*** Given information

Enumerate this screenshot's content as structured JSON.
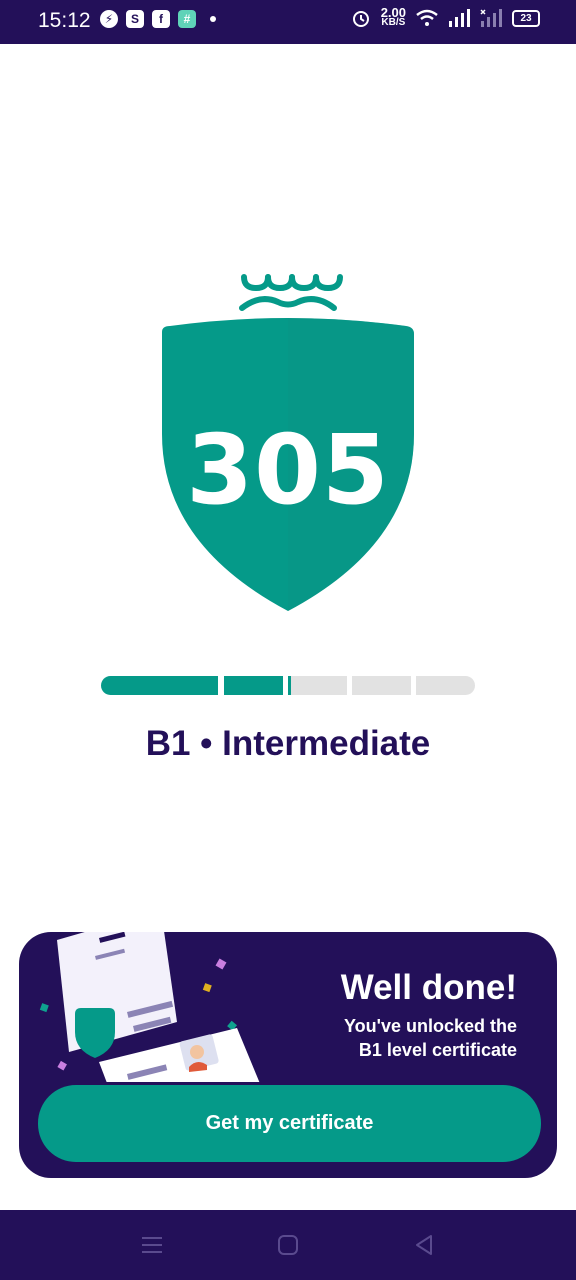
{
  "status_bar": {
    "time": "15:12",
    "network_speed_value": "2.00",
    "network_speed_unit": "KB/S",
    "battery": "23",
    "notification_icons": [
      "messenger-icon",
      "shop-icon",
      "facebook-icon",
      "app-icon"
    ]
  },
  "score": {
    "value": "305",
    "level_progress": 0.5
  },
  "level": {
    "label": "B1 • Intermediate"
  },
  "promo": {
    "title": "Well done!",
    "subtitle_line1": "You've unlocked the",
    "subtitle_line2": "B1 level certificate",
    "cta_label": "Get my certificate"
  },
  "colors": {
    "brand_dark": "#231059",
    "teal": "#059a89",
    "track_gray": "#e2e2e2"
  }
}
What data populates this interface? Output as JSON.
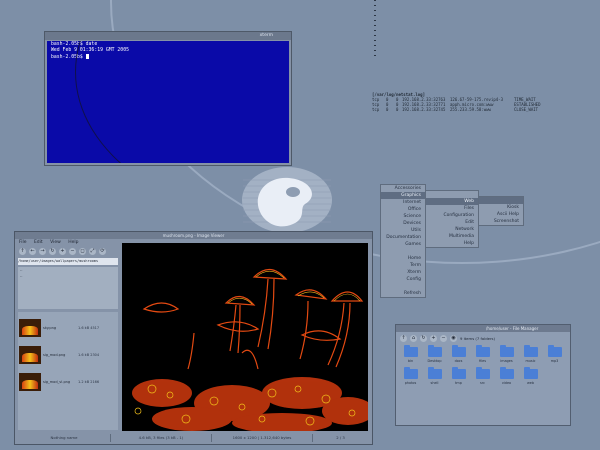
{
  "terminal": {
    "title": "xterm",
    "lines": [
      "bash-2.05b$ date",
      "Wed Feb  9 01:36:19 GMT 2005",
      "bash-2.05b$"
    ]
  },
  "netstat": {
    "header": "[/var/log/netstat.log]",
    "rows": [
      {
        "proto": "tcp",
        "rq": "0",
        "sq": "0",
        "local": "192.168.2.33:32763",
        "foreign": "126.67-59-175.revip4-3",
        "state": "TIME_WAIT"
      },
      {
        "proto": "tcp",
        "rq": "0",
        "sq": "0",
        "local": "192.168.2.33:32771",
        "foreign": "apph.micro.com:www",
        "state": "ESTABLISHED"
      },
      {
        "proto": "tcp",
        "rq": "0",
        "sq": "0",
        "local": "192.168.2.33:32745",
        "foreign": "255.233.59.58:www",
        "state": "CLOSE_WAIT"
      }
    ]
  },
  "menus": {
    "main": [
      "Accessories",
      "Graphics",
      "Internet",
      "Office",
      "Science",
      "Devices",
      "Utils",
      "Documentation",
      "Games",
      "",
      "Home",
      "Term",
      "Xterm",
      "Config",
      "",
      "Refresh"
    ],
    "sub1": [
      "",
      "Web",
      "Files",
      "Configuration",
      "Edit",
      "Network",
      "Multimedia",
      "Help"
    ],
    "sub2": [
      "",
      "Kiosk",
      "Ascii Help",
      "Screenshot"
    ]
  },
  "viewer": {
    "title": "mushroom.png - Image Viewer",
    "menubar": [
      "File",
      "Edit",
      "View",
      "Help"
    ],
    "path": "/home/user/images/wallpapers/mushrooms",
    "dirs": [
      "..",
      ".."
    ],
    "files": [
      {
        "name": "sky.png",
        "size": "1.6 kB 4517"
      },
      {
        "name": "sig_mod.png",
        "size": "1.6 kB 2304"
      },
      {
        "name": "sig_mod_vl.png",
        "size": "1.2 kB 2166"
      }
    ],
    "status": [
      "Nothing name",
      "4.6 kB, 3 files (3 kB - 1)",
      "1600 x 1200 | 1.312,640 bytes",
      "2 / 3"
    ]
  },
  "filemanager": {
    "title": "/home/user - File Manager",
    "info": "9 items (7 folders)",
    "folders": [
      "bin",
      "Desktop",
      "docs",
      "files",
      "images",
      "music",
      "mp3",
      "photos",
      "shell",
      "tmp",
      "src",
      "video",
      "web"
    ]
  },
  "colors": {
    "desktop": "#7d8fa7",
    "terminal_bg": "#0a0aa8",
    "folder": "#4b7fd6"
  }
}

******

▶ What to produce: Where a line above contains the word "local", copy that line.

▶ Answer to this problem:
        "local": "192.168.2.33:32763",
        "local": "192.168.2.33:32771",
        "local": "192.168.2.33:32745",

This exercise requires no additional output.